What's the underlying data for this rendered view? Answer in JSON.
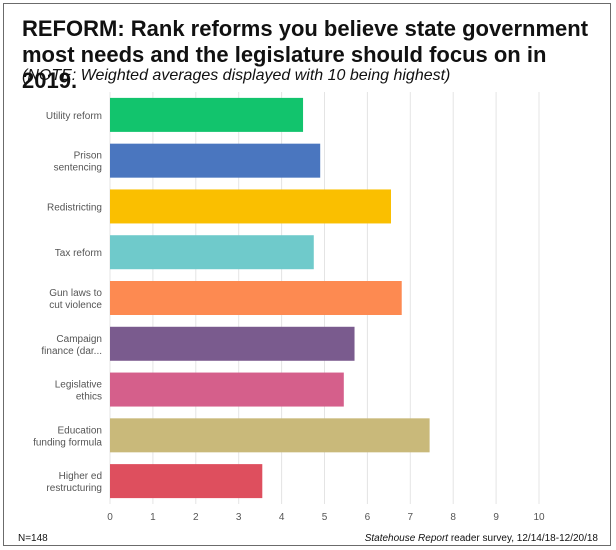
{
  "header": {
    "title": "REFORM: Rank reforms you believe state government most needs and the  legislature should focus on in 2019.",
    "note": "(NOTE: Weighted averages displayed with 10 being highest)"
  },
  "footer": {
    "sample": "N=148",
    "source_italic": "Statehouse Report",
    "source_rest": " reader survey, 12/14/18-12/20/18"
  },
  "chart_data": {
    "type": "bar",
    "orientation": "horizontal",
    "categories": [
      [
        "Utility reform"
      ],
      [
        "Prison",
        "sentencing"
      ],
      [
        "Redistricting"
      ],
      [
        "Tax reform"
      ],
      [
        "Gun laws to",
        "cut violence"
      ],
      [
        "Campaign",
        "finance (dar..."
      ],
      [
        "Legislative",
        "ethics"
      ],
      [
        "Education",
        "funding formula"
      ],
      [
        "Higher ed",
        "restructuring"
      ]
    ],
    "values": [
      4.5,
      4.9,
      6.55,
      4.75,
      6.8,
      5.7,
      5.45,
      7.45,
      3.55
    ],
    "colors": [
      "#12c46d",
      "#4a76bf",
      "#fabf00",
      "#6fcacb",
      "#fd8a51",
      "#7a5b8e",
      "#d55f8b",
      "#c9b97a",
      "#de4f5e"
    ],
    "xlim": [
      0,
      10
    ],
    "xticks": [
      0,
      1,
      2,
      3,
      4,
      5,
      6,
      7,
      8,
      9,
      10
    ],
    "grid": true,
    "legend": "none"
  }
}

□ □ □

**Aim**:
Copy every record above exactly as written, but leave out the pictures.

**Full output**:
What's the underlying data for this rendered view? Answer in JSON.
{
  "header": {
    "title": "REFORM: Rank reforms you believe state government most needs and the  legislature should focus on in 2019.",
    "note": "(NOTE: Weighted averages displayed with 10 being highest)"
  },
  "footer": {
    "sample": "N=148",
    "source_italic": "Statehouse Report",
    "source_rest": " reader survey, 12/14/18-12/20/18"
  },
  "chart_data": {
    "type": "bar",
    "orientation": "horizontal",
    "categories": [
      [
        "Utility reform"
      ],
      [
        "Prison",
        "sentencing"
      ],
      [
        "Redistricting"
      ],
      [
        "Tax reform"
      ],
      [
        "Gun laws to",
        "cut violence"
      ],
      [
        "Campaign",
        "finance (dar..."
      ],
      [
        "Legislative",
        "ethics"
      ],
      [
        "Education",
        "funding formula"
      ],
      [
        "Higher ed",
        "restructuring"
      ]
    ],
    "values": [
      4.5,
      4.9,
      6.55,
      4.75,
      6.8,
      5.7,
      5.45,
      7.45,
      3.55
    ],
    "colors": [
      "#12c46d",
      "#4a76bf",
      "#fabf00",
      "#6fcacb",
      "#fd8a51",
      "#7a5b8e",
      "#d55f8b",
      "#c9b97a",
      "#de4f5e"
    ],
    "xlim": [
      0,
      10
    ],
    "xticks": [
      0,
      1,
      2,
      3,
      4,
      5,
      6,
      7,
      8,
      9,
      10
    ],
    "grid": true,
    "legend": "none"
  }
}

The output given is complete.